> Your goal: Go through the records and show each line where the word "nombre" occurs.

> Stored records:
============================================================

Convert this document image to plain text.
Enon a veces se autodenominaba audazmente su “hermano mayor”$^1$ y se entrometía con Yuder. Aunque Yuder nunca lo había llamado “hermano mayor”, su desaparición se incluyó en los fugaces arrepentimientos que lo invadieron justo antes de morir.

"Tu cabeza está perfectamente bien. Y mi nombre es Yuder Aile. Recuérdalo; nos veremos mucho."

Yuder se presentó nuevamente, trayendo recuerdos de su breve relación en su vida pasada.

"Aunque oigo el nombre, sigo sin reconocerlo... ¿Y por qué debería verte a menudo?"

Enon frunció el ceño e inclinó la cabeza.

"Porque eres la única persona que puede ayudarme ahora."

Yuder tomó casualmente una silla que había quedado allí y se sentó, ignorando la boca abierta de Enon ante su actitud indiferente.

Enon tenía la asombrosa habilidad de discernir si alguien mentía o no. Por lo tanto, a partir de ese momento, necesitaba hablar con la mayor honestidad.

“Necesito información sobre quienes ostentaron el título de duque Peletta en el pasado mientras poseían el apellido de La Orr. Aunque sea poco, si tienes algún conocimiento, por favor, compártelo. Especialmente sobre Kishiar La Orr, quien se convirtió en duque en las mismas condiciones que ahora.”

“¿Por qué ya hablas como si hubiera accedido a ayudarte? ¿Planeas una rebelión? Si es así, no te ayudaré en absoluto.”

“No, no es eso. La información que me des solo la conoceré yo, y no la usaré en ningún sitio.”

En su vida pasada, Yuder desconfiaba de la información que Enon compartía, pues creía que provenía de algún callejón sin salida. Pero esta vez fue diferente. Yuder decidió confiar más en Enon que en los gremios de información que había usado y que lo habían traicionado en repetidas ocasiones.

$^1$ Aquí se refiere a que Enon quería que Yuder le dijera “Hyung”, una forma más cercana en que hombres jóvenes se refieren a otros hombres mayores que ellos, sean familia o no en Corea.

============================================================

> Complete response:
"Tu cabeza está perfectamente bien. Y mi nombre es Yuder Aile. Recuérdalo; nos veremos mucho."
"Aunque oigo el nombre, sigo sin reconocerlo... ¿Y por qué debería verte a menudo?"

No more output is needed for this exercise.